**WHAT IS ASKED:**
Lay out the records as a numbered list, from the first line up to and including the line with "- vertical-layout-icon: [1346, 128, 1354, 144]", leaving out any blank lines.

**ENTRIES SHOWN:**
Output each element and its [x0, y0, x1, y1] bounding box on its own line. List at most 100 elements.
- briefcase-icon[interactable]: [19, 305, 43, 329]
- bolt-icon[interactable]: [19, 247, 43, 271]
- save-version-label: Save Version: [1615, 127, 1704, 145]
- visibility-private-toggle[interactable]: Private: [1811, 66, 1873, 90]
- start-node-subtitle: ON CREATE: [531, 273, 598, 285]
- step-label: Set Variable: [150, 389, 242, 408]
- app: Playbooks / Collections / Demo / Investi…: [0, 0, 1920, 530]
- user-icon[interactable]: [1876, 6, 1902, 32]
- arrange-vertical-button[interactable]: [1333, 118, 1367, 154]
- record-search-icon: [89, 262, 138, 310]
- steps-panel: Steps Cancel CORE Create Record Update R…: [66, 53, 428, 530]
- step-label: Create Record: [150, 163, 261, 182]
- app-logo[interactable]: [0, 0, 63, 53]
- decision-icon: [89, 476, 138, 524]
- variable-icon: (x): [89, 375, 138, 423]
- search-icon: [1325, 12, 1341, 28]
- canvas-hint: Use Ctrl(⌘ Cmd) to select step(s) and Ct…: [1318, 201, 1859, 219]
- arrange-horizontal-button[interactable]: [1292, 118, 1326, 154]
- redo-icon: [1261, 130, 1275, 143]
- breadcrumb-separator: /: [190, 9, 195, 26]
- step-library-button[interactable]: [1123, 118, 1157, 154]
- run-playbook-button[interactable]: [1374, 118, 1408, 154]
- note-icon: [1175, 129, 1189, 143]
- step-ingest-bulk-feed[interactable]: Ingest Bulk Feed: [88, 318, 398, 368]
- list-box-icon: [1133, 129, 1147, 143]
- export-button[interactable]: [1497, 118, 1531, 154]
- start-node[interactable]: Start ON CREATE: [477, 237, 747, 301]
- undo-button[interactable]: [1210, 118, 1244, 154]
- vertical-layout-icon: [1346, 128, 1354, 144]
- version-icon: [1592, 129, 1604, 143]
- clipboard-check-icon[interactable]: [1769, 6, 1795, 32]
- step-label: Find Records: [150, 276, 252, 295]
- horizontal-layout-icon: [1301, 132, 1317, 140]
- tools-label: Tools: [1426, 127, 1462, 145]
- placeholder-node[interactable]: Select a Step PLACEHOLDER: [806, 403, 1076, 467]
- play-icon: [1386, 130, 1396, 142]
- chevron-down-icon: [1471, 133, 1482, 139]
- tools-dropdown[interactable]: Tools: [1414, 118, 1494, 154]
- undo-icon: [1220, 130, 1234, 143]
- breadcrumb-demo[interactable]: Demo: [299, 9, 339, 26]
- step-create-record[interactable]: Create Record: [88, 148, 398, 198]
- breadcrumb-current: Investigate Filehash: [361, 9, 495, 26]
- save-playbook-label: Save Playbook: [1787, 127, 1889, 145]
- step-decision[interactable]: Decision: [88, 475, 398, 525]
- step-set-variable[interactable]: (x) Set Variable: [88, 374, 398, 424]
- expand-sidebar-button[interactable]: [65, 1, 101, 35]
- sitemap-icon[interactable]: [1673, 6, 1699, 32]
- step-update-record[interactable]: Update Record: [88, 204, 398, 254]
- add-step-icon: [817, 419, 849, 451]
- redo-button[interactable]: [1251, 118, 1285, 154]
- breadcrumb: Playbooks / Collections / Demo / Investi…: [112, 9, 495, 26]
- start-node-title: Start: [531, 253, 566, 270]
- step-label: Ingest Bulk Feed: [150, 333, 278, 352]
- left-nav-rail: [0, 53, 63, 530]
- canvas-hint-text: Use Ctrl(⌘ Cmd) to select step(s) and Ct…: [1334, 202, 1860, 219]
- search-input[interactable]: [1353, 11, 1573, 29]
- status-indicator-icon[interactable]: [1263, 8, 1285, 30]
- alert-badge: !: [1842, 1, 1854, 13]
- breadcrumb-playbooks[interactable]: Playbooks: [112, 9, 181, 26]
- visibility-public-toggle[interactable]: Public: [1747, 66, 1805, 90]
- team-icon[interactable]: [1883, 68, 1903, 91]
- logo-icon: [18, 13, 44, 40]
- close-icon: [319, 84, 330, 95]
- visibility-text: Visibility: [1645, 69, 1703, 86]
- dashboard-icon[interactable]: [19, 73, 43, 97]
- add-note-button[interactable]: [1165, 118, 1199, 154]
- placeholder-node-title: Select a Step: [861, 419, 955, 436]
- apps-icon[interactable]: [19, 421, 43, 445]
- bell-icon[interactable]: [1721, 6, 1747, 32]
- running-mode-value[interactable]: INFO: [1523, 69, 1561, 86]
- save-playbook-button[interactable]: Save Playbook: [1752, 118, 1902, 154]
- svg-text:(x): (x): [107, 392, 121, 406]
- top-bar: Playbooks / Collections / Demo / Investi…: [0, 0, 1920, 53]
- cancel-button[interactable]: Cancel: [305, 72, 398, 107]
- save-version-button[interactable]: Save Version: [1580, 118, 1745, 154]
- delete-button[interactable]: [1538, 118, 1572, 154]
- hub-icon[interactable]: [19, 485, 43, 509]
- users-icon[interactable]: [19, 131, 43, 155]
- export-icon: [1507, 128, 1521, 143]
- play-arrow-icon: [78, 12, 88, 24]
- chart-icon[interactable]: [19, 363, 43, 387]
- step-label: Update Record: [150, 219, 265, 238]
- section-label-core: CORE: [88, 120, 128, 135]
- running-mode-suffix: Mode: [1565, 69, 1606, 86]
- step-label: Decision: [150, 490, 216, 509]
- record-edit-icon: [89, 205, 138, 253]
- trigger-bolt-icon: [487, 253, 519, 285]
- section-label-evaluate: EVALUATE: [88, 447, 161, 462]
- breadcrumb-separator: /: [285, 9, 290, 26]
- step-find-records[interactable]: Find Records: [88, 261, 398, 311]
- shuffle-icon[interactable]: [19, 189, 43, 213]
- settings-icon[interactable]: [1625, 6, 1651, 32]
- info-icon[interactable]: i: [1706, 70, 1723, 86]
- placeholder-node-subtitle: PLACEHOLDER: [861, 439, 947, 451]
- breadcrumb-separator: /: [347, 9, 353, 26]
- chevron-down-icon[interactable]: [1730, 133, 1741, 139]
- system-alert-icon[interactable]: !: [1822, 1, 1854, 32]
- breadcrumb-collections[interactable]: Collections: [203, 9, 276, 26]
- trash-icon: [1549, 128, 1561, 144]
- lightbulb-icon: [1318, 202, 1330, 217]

**THE OUTPUT:**
1. Output each element and its [x0, y0, x1, y1] bounding box on its own line. List at most 100 elements.
2. - briefcase-icon[interactable]: [19, 305, 43, 329]
3. - bolt-icon[interactable]: [19, 247, 43, 271]
4. - save-version-label: Save Version: [1615, 127, 1704, 145]
5. - visibility-private-toggle[interactable]: Private: [1811, 66, 1873, 90]
6. - start-node-subtitle: ON CREATE: [531, 273, 598, 285]
7. - step-label: Set Variable: [150, 389, 242, 408]
8. - app: Playbooks / Collections / Demo / Investi…: [0, 0, 1920, 530]
9. - user-icon[interactable]: [1876, 6, 1902, 32]
10. - arrange-vertical-button[interactable]: [1333, 118, 1367, 154]
11. - record-search-icon: [89, 262, 138, 310]
12. - steps-panel: Steps Cancel CORE Create Record Update R…: [66, 53, 428, 530]
13. - step-label: Create Record: [150, 163, 261, 182]
14. - app-logo[interactable]: [0, 0, 63, 53]
15. - decision-icon: [89, 476, 138, 524]
16. - variable-icon: (x): [89, 375, 138, 423]
17. - search-icon: [1325, 12, 1341, 28]
18. - canvas-hint: Use Ctrl(⌘ Cmd) to select step(s) and Ct…: [1318, 201, 1859, 219]
19. - arrange-horizontal-button[interactable]: [1292, 118, 1326, 154]
20. - redo-icon: [1261, 130, 1275, 143]
21. - breadcrumb-separator: /: [190, 9, 195, 26]
22. - step-library-button[interactable]: [1123, 118, 1157, 154]
23. - run-playbook-button[interactable]: [1374, 118, 1408, 154]
24. - note-icon: [1175, 129, 1189, 143]
25. - step-ingest-bulk-feed[interactable]: Ingest Bulk Feed: [88, 318, 398, 368]
26. - list-box-icon: [1133, 129, 1147, 143]
27. - export-button[interactable]: [1497, 118, 1531, 154]
28. - start-node[interactable]: Start ON CREATE: [477, 237, 747, 301]
29. - undo-button[interactable]: [1210, 118, 1244, 154]
30. - vertical-layout-icon: [1346, 128, 1354, 144]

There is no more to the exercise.